* _Dataset records_:

___

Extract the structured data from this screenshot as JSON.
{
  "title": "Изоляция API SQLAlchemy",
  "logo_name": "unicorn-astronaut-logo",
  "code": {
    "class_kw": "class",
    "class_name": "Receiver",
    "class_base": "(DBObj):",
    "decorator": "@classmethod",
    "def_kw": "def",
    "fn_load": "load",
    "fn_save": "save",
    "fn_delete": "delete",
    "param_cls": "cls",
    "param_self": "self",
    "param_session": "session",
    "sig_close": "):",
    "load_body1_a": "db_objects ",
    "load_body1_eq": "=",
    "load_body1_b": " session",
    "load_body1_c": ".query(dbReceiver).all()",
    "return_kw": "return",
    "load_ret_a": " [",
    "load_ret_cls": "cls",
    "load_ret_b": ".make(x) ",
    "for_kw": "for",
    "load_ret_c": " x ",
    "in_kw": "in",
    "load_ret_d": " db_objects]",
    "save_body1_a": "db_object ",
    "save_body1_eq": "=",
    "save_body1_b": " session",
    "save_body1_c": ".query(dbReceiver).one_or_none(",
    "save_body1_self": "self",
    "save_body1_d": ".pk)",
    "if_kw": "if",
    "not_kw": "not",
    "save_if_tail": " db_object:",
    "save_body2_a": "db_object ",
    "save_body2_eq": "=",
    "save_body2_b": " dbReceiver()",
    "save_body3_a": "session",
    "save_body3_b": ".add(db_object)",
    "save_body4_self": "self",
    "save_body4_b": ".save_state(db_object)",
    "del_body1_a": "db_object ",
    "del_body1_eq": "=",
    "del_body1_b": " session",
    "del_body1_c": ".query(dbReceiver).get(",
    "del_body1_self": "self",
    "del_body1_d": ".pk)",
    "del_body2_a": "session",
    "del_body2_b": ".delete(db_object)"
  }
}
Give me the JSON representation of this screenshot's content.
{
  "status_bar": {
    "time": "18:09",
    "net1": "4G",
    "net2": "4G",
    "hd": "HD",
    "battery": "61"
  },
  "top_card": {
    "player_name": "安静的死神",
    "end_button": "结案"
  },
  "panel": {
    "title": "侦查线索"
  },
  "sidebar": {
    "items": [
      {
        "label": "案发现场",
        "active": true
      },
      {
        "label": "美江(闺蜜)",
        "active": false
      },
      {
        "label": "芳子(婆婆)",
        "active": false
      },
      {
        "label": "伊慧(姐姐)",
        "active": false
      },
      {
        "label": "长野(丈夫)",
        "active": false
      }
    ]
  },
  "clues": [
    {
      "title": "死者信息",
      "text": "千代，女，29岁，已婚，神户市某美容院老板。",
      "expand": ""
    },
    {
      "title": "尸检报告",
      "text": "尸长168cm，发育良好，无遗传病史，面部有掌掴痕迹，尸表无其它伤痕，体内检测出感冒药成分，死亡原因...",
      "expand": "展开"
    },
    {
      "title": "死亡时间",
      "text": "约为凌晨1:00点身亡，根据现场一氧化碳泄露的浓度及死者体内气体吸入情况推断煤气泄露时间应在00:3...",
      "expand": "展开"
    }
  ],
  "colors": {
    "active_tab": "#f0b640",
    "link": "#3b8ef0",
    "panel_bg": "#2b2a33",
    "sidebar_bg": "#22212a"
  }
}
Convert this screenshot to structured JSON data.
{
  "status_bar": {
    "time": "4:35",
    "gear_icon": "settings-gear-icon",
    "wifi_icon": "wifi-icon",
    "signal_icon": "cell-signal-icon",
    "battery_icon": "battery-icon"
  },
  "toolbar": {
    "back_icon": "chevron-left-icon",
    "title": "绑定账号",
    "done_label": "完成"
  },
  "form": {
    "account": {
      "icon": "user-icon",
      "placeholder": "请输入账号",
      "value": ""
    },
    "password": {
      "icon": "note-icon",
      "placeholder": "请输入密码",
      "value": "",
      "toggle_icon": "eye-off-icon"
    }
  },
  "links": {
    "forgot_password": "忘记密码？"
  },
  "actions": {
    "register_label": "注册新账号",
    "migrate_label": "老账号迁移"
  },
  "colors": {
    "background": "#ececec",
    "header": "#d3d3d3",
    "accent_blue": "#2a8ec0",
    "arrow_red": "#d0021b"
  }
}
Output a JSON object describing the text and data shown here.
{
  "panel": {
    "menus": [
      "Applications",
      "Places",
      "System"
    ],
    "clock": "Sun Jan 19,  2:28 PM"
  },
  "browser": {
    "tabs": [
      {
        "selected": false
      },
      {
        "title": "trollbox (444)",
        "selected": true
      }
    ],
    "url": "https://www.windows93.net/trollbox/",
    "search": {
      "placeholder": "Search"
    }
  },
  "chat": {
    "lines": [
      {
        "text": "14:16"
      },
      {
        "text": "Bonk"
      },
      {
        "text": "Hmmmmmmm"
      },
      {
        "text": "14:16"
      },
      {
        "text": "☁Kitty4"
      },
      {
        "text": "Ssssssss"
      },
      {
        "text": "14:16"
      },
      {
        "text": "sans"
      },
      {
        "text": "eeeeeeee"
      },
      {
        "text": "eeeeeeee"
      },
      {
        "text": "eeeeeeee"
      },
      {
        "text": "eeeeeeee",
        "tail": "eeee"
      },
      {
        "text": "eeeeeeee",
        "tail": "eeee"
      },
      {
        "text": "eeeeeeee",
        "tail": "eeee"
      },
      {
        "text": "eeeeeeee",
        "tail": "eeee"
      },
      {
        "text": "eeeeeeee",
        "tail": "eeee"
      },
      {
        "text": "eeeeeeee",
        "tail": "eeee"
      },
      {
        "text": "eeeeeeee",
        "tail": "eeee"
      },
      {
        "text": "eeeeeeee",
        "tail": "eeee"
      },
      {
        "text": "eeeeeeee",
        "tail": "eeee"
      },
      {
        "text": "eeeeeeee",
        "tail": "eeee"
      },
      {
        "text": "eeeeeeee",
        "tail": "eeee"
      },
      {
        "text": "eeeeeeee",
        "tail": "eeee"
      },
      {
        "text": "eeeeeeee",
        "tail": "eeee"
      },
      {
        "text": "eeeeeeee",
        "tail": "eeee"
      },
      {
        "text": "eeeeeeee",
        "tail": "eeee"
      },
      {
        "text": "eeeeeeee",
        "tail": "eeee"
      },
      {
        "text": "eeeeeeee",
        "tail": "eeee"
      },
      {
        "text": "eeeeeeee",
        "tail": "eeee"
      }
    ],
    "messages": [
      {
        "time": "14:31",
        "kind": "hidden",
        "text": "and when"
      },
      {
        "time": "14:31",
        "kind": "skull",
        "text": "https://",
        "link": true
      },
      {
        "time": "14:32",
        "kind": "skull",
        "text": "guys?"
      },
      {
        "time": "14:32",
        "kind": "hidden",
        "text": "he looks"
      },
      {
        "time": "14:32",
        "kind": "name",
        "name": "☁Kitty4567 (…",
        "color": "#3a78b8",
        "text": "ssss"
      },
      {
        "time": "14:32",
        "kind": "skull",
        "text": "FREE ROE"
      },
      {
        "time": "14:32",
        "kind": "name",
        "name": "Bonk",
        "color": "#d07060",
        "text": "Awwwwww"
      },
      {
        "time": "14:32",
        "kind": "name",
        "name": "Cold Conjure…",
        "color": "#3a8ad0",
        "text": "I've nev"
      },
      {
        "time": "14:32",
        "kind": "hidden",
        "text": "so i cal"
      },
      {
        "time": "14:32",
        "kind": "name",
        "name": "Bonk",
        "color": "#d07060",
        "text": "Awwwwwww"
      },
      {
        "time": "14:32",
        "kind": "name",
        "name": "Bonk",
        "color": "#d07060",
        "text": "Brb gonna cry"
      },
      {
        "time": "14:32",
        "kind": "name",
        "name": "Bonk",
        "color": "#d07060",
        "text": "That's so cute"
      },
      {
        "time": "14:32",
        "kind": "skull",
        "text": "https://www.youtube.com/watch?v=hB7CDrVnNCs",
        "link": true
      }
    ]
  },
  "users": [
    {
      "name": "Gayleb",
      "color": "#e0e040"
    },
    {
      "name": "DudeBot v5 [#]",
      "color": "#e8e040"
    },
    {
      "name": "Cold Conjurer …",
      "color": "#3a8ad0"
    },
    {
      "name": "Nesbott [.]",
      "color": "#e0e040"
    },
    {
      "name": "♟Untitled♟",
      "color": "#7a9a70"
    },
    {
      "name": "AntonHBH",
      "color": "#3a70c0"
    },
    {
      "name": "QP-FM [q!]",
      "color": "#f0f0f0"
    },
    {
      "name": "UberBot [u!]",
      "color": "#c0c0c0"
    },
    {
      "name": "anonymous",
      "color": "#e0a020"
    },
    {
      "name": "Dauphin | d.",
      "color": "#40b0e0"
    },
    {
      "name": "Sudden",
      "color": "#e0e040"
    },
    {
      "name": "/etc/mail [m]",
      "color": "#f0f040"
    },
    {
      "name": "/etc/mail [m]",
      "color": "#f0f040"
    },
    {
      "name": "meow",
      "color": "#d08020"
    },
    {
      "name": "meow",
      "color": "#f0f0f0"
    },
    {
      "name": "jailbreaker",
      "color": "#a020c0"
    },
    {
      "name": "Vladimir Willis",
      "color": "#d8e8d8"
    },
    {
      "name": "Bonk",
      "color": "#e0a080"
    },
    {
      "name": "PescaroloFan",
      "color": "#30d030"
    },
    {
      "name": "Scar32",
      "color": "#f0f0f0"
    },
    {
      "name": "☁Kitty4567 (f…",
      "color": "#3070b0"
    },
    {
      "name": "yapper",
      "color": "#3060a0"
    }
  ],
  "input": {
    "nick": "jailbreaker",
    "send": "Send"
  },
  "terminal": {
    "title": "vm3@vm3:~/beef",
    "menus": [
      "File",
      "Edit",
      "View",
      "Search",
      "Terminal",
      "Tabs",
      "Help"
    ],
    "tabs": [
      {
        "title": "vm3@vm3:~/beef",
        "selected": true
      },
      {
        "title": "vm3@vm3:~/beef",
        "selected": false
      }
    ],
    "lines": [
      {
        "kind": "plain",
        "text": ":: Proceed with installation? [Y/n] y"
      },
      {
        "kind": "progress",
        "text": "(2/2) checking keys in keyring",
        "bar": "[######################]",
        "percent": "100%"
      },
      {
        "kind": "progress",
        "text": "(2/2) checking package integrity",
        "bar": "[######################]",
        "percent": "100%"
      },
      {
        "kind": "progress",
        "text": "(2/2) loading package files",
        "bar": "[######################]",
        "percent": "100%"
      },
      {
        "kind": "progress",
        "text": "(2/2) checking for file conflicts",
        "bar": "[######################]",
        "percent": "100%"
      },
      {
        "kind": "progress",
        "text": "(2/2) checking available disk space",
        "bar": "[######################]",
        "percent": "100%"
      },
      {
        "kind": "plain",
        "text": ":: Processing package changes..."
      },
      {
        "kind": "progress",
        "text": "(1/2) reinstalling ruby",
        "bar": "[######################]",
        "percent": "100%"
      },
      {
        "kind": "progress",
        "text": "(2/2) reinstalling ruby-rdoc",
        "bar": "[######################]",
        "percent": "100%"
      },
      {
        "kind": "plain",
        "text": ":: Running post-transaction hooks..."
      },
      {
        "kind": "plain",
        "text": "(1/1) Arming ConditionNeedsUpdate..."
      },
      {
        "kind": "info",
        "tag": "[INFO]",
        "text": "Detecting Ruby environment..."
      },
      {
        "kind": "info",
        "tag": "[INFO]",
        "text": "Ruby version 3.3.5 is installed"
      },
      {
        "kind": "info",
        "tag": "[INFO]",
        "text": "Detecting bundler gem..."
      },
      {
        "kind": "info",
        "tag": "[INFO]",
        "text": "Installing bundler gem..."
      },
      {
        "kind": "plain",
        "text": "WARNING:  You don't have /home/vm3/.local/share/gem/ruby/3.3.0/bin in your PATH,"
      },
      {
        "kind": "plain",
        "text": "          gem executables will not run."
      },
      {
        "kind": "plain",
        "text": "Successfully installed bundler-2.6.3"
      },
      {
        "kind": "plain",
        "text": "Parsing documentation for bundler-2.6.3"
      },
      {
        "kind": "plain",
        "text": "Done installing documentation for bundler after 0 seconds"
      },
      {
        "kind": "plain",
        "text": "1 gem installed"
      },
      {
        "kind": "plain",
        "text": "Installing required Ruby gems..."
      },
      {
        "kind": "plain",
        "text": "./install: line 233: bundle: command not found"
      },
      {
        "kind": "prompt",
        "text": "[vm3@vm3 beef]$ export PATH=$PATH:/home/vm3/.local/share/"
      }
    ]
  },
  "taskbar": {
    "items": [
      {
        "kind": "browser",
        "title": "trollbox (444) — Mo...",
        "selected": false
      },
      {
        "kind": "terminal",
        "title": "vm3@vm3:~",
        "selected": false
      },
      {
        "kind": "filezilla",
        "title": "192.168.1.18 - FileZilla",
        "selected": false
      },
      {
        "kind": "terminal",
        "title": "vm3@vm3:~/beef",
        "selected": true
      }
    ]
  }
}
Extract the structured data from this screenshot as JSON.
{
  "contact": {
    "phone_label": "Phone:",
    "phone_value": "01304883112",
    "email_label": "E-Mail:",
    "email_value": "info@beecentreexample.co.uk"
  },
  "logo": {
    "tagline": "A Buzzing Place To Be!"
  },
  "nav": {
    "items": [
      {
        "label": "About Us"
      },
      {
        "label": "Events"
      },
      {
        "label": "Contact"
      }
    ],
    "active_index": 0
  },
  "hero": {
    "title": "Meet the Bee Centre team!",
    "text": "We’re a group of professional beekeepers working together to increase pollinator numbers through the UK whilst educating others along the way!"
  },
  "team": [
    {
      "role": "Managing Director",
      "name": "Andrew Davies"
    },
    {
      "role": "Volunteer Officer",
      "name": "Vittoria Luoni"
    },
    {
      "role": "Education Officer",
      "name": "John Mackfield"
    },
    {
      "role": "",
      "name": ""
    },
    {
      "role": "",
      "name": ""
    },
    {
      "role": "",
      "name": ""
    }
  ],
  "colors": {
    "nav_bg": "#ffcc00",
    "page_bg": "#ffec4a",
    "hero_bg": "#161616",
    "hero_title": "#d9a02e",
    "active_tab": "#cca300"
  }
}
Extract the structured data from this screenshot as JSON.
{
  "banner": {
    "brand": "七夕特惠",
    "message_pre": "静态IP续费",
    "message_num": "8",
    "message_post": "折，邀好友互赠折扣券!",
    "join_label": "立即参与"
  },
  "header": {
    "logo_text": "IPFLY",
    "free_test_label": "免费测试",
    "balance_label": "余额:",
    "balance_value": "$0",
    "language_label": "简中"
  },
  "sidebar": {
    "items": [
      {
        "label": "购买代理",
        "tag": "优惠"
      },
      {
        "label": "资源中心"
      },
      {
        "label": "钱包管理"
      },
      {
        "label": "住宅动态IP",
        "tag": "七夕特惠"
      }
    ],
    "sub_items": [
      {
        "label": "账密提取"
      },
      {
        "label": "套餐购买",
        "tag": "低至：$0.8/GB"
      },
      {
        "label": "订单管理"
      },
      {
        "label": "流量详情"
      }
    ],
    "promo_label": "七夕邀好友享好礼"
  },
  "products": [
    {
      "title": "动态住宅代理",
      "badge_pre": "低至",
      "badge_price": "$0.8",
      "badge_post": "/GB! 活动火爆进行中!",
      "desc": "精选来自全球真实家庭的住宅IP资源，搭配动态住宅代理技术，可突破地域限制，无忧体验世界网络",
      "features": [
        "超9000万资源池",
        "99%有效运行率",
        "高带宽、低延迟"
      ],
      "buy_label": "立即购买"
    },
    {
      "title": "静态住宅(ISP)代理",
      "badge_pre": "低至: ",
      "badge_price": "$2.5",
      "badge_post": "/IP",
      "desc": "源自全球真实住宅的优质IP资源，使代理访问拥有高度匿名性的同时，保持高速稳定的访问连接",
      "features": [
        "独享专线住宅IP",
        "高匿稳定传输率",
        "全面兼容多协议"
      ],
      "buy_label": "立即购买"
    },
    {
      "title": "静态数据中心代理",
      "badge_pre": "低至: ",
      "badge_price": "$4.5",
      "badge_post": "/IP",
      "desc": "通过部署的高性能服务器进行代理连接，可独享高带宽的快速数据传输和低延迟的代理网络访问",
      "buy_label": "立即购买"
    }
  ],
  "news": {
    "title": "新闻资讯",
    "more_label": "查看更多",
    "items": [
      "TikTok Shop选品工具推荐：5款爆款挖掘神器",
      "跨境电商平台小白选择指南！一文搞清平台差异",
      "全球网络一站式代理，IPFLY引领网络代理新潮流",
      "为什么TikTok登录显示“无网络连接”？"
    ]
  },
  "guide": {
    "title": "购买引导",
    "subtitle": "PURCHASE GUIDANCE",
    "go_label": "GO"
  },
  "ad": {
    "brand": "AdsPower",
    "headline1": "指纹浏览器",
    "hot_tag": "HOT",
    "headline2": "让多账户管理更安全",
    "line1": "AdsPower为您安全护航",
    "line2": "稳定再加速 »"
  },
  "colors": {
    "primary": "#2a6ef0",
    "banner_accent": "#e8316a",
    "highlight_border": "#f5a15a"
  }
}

___

* _What the task asks_:
Show, from the listing above, each line that contains the word "Officer".

* _Response to the exercise_:
      "role": "Volunteer Officer",
      "role": "Education Officer",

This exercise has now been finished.